start

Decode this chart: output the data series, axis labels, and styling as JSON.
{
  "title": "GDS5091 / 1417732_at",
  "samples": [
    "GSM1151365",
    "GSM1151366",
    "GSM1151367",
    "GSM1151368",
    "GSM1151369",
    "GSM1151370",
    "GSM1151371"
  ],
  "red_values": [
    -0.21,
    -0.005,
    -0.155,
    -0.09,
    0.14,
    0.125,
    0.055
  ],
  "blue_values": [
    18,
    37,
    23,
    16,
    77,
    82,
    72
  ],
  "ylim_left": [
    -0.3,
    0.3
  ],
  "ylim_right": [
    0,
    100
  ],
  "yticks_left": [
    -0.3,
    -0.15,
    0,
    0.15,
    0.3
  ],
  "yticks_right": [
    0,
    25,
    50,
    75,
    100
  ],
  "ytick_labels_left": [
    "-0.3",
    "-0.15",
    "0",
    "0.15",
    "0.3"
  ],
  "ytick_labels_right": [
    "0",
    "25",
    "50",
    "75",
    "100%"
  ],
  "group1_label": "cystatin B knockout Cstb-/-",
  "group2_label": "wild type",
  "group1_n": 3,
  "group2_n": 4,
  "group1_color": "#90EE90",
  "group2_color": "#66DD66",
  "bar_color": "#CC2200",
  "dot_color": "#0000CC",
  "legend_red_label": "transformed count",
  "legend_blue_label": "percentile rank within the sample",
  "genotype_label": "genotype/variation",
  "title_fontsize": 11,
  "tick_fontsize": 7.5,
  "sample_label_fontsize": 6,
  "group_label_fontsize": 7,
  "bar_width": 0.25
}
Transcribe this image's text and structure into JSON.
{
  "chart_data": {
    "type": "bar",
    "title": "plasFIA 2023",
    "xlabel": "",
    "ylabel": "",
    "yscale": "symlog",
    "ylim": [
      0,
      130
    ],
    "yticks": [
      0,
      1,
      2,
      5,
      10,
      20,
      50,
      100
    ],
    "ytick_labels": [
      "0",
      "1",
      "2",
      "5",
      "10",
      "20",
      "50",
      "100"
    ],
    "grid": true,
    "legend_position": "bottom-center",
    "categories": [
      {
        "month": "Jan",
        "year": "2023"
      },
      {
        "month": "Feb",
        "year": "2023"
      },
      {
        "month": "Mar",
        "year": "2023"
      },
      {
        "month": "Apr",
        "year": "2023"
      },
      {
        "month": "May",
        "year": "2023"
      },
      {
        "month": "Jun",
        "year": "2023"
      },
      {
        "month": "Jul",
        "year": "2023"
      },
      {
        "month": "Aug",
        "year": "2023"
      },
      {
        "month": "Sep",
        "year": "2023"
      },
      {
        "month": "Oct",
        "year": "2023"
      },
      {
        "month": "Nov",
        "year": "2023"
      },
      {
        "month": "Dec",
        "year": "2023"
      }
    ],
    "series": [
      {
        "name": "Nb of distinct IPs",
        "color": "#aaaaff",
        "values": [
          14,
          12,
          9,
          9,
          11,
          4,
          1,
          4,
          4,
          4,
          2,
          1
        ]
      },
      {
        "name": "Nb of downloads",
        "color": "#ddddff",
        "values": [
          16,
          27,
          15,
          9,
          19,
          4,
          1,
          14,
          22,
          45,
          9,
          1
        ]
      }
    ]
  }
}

end

GIVEN PROBLEM
Every record above must be duplicated exactly.

EXPECTED OUTPUT
Decode this chart: output the data series, axis labels, and styling as JSON.
{
  "title": "GDS5091 / 1417732_at",
  "samples": [
    "GSM1151365",
    "GSM1151366",
    "GSM1151367",
    "GSM1151368",
    "GSM1151369",
    "GSM1151370",
    "GSM1151371"
  ],
  "red_values": [
    -0.21,
    -0.005,
    -0.155,
    -0.09,
    0.14,
    0.125,
    0.055
  ],
  "blue_values": [
    18,
    37,
    23,
    16,
    77,
    82,
    72
  ],
  "ylim_left": [
    -0.3,
    0.3
  ],
  "ylim_right": [
    0,
    100
  ],
  "yticks_left": [
    -0.3,
    -0.15,
    0,
    0.15,
    0.3
  ],
  "yticks_right": [
    0,
    25,
    50,
    75,
    100
  ],
  "ytick_labels_left": [
    "-0.3",
    "-0.15",
    "0",
    "0.15",
    "0.3"
  ],
  "ytick_labels_right": [
    "0",
    "25",
    "50",
    "75",
    "100%"
  ],
  "group1_label": "cystatin B knockout Cstb-/-",
  "group2_label": "wild type",
  "group1_n": 3,
  "group2_n": 4,
  "group1_color": "#90EE90",
  "group2_color": "#66DD66",
  "bar_color": "#CC2200",
  "dot_color": "#0000CC",
  "legend_red_label": "transformed count",
  "legend_blue_label": "percentile rank within the sample",
  "genotype_label": "genotype/variation",
  "title_fontsize": 11,
  "tick_fontsize": 7.5,
  "sample_label_fontsize": 6,
  "group_label_fontsize": 7,
  "bar_width": 0.25
}
Transcribe this image's text and structure into JSON.
{
  "chart_data": {
    "type": "bar",
    "title": "plasFIA 2023",
    "xlabel": "",
    "ylabel": "",
    "yscale": "symlog",
    "ylim": [
      0,
      130
    ],
    "yticks": [
      0,
      1,
      2,
      5,
      10,
      20,
      50,
      100
    ],
    "ytick_labels": [
      "0",
      "1",
      "2",
      "5",
      "10",
      "20",
      "50",
      "100"
    ],
    "grid": true,
    "legend_position": "bottom-center",
    "categories": [
      {
        "month": "Jan",
        "year": "2023"
      },
      {
        "month": "Feb",
        "year": "2023"
      },
      {
        "month": "Mar",
        "year": "2023"
      },
      {
        "month": "Apr",
        "year": "2023"
      },
      {
        "month": "May",
        "year": "2023"
      },
      {
        "month": "Jun",
        "year": "2023"
      },
      {
        "month": "Jul",
        "year": "2023"
      },
      {
        "month": "Aug",
        "year": "2023"
      },
      {
        "month": "Sep",
        "year": "2023"
      },
      {
        "month": "Oct",
        "year": "2023"
      },
      {
        "month": "Nov",
        "year": "2023"
      },
      {
        "month": "Dec",
        "year": "2023"
      }
    ],
    "series": [
      {
        "name": "Nb of distinct IPs",
        "color": "#aaaaff",
        "values": [
          14,
          12,
          9,
          9,
          11,
          4,
          1,
          4,
          4,
          4,
          2,
          1
        ]
      },
      {
        "name": "Nb of downloads",
        "color": "#ddddff",
        "values": [
          16,
          27,
          15,
          9,
          19,
          4,
          1,
          14,
          22,
          45,
          9,
          1
        ]
      }
    ]
  }
}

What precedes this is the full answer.